======== Excerpt to read
Tense your shoulders and your hips and engage your core. Then, you wanna squeeze your upper back as well as your posterior deltoids and try to pull the band apart. This will make your shoulder blades retract.When you have positioned your upper arms in line with your back, you should squeeze your upper back muscles together with your posterior deltoids and keep the position for a few seconds.
Then, while keeping your back straight, you should let your shoulder blades protract and return to the beginning position.
You will start by lying down on your chest on an incline bench. Then, you will get a pair of light dumbbells and let them hang straight down at your sides while keeping a slight bend in your elbows. For the movement, you will want to raise the dumbbells upwards and outwards. You should finish the movement making your body do a “Y” shape, with your arms positioned at the top.
================
======== Provided records
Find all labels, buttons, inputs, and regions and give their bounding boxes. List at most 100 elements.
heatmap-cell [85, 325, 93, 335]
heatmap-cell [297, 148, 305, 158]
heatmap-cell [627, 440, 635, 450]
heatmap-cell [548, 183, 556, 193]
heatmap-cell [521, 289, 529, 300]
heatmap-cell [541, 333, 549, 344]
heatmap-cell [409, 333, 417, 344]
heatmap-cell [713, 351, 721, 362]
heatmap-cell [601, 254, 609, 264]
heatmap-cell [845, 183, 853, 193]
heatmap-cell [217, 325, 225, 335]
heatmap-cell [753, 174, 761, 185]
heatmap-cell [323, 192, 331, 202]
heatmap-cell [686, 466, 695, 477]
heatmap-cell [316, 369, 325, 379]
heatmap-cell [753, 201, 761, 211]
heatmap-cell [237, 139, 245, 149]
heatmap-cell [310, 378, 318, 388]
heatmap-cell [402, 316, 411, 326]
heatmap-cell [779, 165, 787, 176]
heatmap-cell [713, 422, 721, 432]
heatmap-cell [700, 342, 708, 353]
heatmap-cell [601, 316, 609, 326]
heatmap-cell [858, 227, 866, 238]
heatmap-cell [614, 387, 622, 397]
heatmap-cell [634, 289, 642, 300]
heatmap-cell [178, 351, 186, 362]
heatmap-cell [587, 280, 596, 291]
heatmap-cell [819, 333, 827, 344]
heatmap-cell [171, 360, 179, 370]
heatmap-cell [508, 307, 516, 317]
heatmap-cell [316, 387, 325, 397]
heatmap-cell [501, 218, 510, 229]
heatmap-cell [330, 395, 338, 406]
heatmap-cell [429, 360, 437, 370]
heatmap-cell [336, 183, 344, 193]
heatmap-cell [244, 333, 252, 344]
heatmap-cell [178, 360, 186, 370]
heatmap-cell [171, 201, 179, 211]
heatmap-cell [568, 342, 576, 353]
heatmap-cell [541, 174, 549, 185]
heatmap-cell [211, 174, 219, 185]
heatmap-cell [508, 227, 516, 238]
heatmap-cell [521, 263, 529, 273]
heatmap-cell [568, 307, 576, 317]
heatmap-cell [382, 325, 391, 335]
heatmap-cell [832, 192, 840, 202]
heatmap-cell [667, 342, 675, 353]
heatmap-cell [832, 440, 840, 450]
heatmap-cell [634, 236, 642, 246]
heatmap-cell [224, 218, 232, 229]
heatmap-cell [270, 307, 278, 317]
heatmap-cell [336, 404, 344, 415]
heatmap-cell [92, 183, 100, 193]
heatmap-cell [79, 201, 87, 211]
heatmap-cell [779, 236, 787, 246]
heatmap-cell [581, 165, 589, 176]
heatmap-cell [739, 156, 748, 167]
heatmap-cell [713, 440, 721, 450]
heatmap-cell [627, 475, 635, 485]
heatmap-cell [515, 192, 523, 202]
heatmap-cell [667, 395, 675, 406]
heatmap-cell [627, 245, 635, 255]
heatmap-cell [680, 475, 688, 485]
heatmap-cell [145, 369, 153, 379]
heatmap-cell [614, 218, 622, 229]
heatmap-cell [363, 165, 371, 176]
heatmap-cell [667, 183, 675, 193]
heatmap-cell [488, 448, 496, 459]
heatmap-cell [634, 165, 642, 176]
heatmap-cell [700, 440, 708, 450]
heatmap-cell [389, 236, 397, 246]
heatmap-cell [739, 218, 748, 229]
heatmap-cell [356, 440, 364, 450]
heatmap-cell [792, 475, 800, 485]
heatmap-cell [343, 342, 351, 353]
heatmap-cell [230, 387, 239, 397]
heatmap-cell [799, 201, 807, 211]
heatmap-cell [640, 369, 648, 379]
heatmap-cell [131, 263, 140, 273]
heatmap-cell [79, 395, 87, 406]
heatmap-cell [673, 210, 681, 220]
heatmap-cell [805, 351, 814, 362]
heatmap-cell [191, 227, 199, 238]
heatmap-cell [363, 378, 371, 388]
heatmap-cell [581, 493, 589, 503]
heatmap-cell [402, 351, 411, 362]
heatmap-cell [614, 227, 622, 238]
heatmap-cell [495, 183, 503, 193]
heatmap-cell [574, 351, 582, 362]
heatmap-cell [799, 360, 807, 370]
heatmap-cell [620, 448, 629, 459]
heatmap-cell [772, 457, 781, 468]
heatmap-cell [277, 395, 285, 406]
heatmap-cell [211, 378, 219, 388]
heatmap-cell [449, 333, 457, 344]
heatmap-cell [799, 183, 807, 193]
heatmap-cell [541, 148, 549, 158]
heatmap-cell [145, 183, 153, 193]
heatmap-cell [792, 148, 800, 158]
================
What this exercise asks:
**1.** Answer these from the exercise instructions:
(a) Along with tensing the shoulders and hips, what should you engage?
(b) Where do you lie down to begin the dumbbell movement?
(c) What shape should your body make when you finish the dumbbell movement?
**2.** Reproduce from the exercise instructions everything from "Tense your shoulders" down to "at the top.".
**3.** Carry on the exercise instructions from the point where they stop.

Answer list:
**1.**
(a) Your core.
(b) On your chest on an incline bench.
(c) A "Y" shape, with your arms at the top.

**2.**
Tense your shoulders and your hips and engage your core. Then, you wanna squeeze your upper back as well as your posterior deltoids and try to pull the band apart. This will make your shoulder blades retract.When you have positioned your upper arms in line with your back, you should squeeze your upper back muscles together with your posterior deltoids and keep the position for a few seconds.
Then, while keeping your back straight, you should let your shoulder blades protract and return to the beginning position.
You will start by lying down on your chest on an incline bench. Then, you will get a pair of light dumbbells and let them hang straight down at your sides while keeping a slight bend in your elbows. For the movement, you will want to raise the dumbbells upwards and outwards. You should finish the movement making your body do a “Y” shape, with your arms positioned at the top.

**3.**
For the Scapular Push Up, you will need to set up a high plank position. This means you will have your hands under your shoulders as well as keeping your feet together. Make sure your body is completely straight. You should then press your chest out and pinch your shoulder blades together while making sure that you do not bend your elbows or drop your hips.
You should also keep in mind that you should not tuck your chin or perk your head up forward. Since this is not a push up, and you are doing a very small range of motion, just keep your focus on pinching your shoulder blades together throughout the movement. Then, you will relax your muscles and go back to the original position. You must remember to keep your core tight for the entirety of this exercise.
You may have heard of these ones before. You may have even done them in PE before - and just like your teacher may have said at the time, they are actually a really good and useful exercise. The way you do it is by standing upright against the wall using your back. Make sure that your feet are shoulder-width apart.
Then, you will need to bring your arms up and press your shoulders into the wall. Your hands (the back of your hands, to be more specific) will be up against the wall. Your thumbs should be at the same height as your head. Your upper arms should be perpendicular to the floor.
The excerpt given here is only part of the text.